■ Stated exercise: Spot each line that carries the word "username"; copy those lines.

..........

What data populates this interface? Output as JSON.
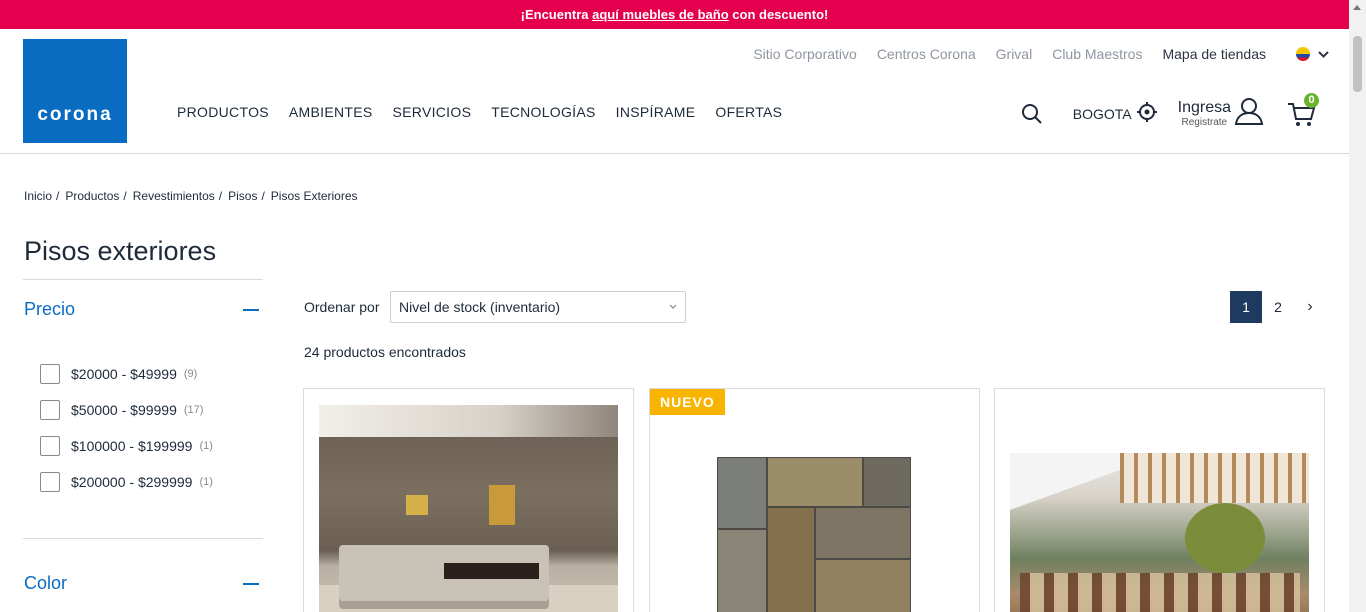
{
  "promo": {
    "prefix": "¡Encuentra ",
    "link": "aquí muebles de baño",
    "suffix": " con descuento!"
  },
  "header": {
    "logo": "corona",
    "top_links": [
      "Sitio Corporativo",
      "Centros Corona",
      "Grival",
      "Club Maestros",
      "Mapa de tiendas"
    ],
    "nav": [
      "PRODUCTOS",
      "AMBIENTES",
      "SERVICIOS",
      "TECNOLOGÍAS",
      "INSPÍRAME",
      "OFERTAS"
    ],
    "city": "BOGOTA",
    "login_main": "Ingresa",
    "login_sub": "Registrate",
    "cart_count": "0"
  },
  "breadcrumb": [
    "Inicio",
    "Productos",
    "Revestimientos",
    "Pisos",
    "Pisos Exteriores"
  ],
  "page_title": "Pisos exteriores",
  "filters": {
    "price_title": "Precio",
    "price_options": [
      {
        "label": "$20000 - $49999",
        "count": "(9)"
      },
      {
        "label": "$50000 - $99999",
        "count": "(17)"
      },
      {
        "label": "$100000 - $199999",
        "count": "(1)"
      },
      {
        "label": "$200000 - $299999",
        "count": "(1)"
      }
    ],
    "color_title": "Color"
  },
  "sort": {
    "label": "Ordenar por",
    "selected": "Nivel de stock (inventario)"
  },
  "pagination": {
    "pages": [
      "1",
      "2"
    ],
    "active": "1",
    "next": "›"
  },
  "results_count": "24 productos encontrados",
  "products": [
    {
      "badge": ""
    },
    {
      "badge": "NUEVO"
    },
    {
      "badge": ""
    }
  ],
  "colors": {
    "promo_bg": "#e5004f",
    "brand_blue": "#0a6cc1",
    "active_page": "#1f3a60",
    "badge": "#f8b400",
    "cart_badge": "#6ab42d"
  }
}
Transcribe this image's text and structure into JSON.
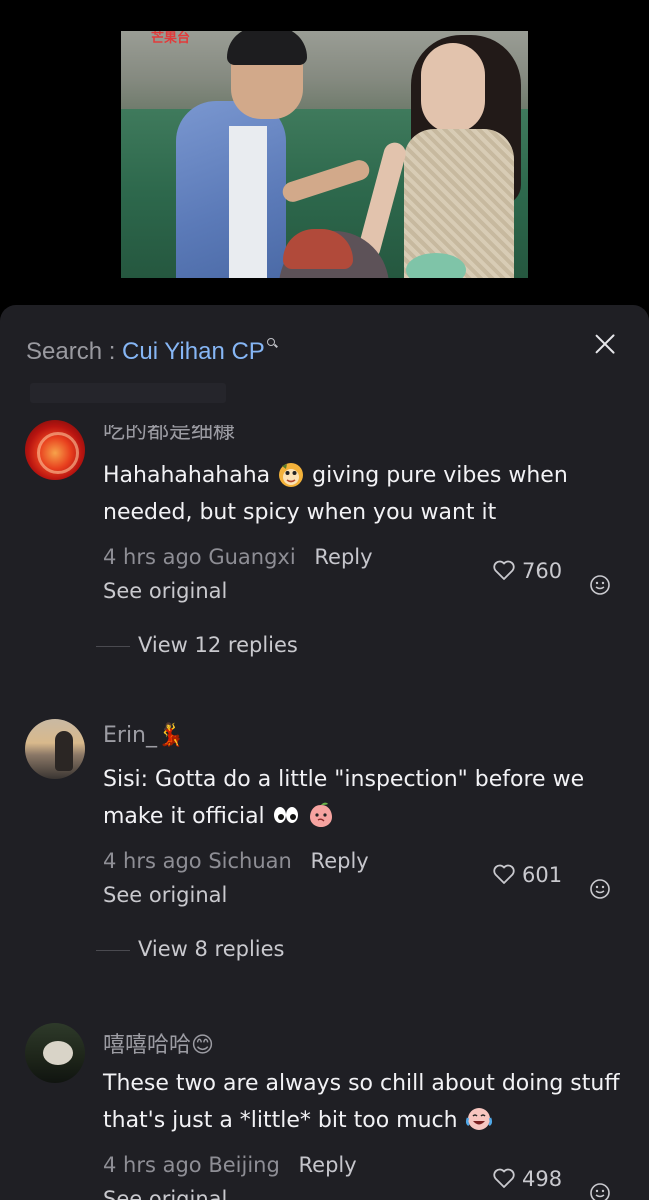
{
  "video": {
    "channel_logo": "芒果台"
  },
  "header": {
    "search_prefix": "Search : ",
    "search_term": "Cui Yihan CP"
  },
  "comments": [
    {
      "username": "吃的都是细糠",
      "text": "Hahahahahaha",
      "text_after_emoji": "giving pure vibes when needed, but spicy when you want it",
      "emoji": "monkey-face-icon",
      "time": "4 hrs ago",
      "location": "Guangxi",
      "reply_label": "Reply",
      "see_original": "See original",
      "likes": "760",
      "view_replies": "View 12 replies"
    },
    {
      "username": "Erin_💃",
      "text": "Sisi: Gotta do a little \"inspection\" before we make it official",
      "emojis": [
        "eyes-icon",
        "peach-face-icon"
      ],
      "time": "4 hrs ago",
      "location": "Sichuan",
      "reply_label": "Reply",
      "see_original": "See original",
      "likes": "601",
      "view_replies": "View 8 replies"
    },
    {
      "username": "嘻嘻哈哈😊",
      "text": "These two are always so chill about doing stuff that's just a *little* bit too much",
      "emoji": "crying-laughing-icon",
      "time": "4 hrs ago",
      "location": "Beijing",
      "reply_label": "Reply",
      "see_original": "See original",
      "likes": "498"
    }
  ],
  "colors": {
    "sheet_background": "#1f1f24",
    "search_term": "#86b6f5",
    "primary_text": "#f2f2f5",
    "secondary_text": "#8e8e95"
  }
}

..........

■ Answer to this task:
      "username": "吃的都是细糠",
      "username": "Erin_💃",
      "username": "嘻嘻哈哈😊",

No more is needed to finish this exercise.